Lanjutkan teks biografi H.O.S Tjokroaminoto, dimulai tepat setelah kalimat terakhirnya.

Teks yang Ditampilkan —
******************************

Haji Oemar Said (H.O.S) Tjokroaminoto adalah seorang yang sangat lekat dalam sejarah berdirinya bangsa Indonesia. Lahir dari keluarga priyayi, Ia merupakan anak kedua dari R.M. Tjokroamiseno, seorang wedana atau pejabat pemerintah, di Kleco (sekarang Madiun). Kakeknya, R.M. Adipati Tjokronegoro, juga pernah menjabat sebagai Bupati Ponorogo.
Hidup di kalangan Bumiputera dan mendapatkan pendidikan terbaik di OSVIA, Sekolah untuk pamong praja, membuat H.O.S Tjokroaminoto tidak lantas terlena dengan kekayaan dan kedudukan. Ia bahkan memutuskan keluar dari jabatannya sebagai pangreh praja di Ngawi (1905) karena tidak suka terhadap praktik sembah jongkok di lingkungan priyayi. Ia menganggap praktik tersebut kental dengan aroma feodalisme. Ia lebih memilih bekerja sebagai kuli di pelabuhan Semarang (1905-1907) sebelum ia hijrah ke Surabaya dan diterima di sebuah firma (advokat) Kooy & Co (1907-1910) dan beralih sebagai leerling machinist (pembantu bagian mesin) dan chemiker (bagian kimia) di Pabrik Gula Rogojampi (1911-1912).

******************************

Entri data tersimpan —
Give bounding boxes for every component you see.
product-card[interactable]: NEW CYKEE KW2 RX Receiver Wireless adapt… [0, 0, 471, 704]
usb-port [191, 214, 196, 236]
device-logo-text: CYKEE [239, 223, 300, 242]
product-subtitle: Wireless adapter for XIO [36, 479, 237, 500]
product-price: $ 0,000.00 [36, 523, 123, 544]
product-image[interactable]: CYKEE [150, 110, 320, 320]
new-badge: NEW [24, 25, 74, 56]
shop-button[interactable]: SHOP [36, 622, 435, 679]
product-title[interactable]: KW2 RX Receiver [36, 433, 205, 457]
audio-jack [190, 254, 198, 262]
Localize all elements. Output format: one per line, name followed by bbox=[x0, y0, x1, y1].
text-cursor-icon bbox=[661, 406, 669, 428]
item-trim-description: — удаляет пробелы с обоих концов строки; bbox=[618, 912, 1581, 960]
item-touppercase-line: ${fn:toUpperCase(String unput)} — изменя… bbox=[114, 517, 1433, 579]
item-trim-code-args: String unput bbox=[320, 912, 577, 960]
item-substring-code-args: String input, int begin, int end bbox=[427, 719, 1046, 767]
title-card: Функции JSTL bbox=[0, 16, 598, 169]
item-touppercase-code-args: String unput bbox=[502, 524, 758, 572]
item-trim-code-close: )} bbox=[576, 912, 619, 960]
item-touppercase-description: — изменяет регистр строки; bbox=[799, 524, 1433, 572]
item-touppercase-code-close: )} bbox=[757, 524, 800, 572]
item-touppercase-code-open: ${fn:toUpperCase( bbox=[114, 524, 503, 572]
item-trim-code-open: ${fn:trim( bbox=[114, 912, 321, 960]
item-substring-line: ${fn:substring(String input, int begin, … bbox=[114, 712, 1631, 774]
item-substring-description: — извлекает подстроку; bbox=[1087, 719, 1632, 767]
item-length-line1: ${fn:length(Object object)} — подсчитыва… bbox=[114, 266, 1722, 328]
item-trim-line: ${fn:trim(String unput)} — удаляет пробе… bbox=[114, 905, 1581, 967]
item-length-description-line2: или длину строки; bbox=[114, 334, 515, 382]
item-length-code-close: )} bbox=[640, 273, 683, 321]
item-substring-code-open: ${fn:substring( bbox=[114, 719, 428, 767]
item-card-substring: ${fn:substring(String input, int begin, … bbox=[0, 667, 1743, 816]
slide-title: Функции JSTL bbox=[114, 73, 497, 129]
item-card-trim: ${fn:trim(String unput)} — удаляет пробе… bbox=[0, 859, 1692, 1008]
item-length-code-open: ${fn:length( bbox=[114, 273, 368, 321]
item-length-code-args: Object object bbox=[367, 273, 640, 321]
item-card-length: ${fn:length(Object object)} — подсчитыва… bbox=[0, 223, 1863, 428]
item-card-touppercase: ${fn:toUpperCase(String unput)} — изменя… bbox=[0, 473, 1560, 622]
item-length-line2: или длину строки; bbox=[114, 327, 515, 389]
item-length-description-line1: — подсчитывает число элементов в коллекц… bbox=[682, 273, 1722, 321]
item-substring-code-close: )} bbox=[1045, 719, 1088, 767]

******************************

Hasil —
Tahun 1912 merupakan tahun titik balik bagi Tjokroaminoto. Tidak lama setelah bergabung dengan SDI (Sarekat Dagang Islam), beliau didaulat sebagai ketua. Kemudian SDI berubah menjadi SI (Sarekat Islam). Pada masa kepemimpinannya, beliau meniupkan ruh kekuatan Islam dalam jiwa bangsa yang telah sekarat akibat penjajahan kolonial Belanda. Islam yang dimaksudkan adalah yang meliputi pengertian agama, politik pemerintahan, undang-undang dan para penganutnya (muslim). Islam yang mengikuti jejak contoh yang telah dipraktikkan Nabi Muhammad SAW. Ketegasan beliau dalam memegang prinsip Islam dapat disimpulkan dalam politik yang dikenal luas sebagai non-kooperasi (1918) yang kemudian di kalangan SI disebut sebagai Sikap-Hijrah (Politik Hijrah). Menurut sejarah, Sikap-Hijrah SI timbul sebagai protes atas sikap Belanda yang melanggar Janji-November 1918 (November-bilofte). Hijrah berarti membuat jarak (keep a distance) dari penjajah kafir kolonial Belanda yang khianat (traitorous) akan janji. Sikap ini tersebar di kalangan anggota SI dan menyulut seluruh lapisan masyarakat pribumi hingga ke pelosok-pelosok yang menimbulkan momok bagi para penjajah Belanda. Maka pada saat itu, H.O.S Tjokroaminoto juga memperoleh julukan De Ongekroonde van Java di kalangan kolonial Belanda yang berarti Raja Jawa Tanpa Mahkota.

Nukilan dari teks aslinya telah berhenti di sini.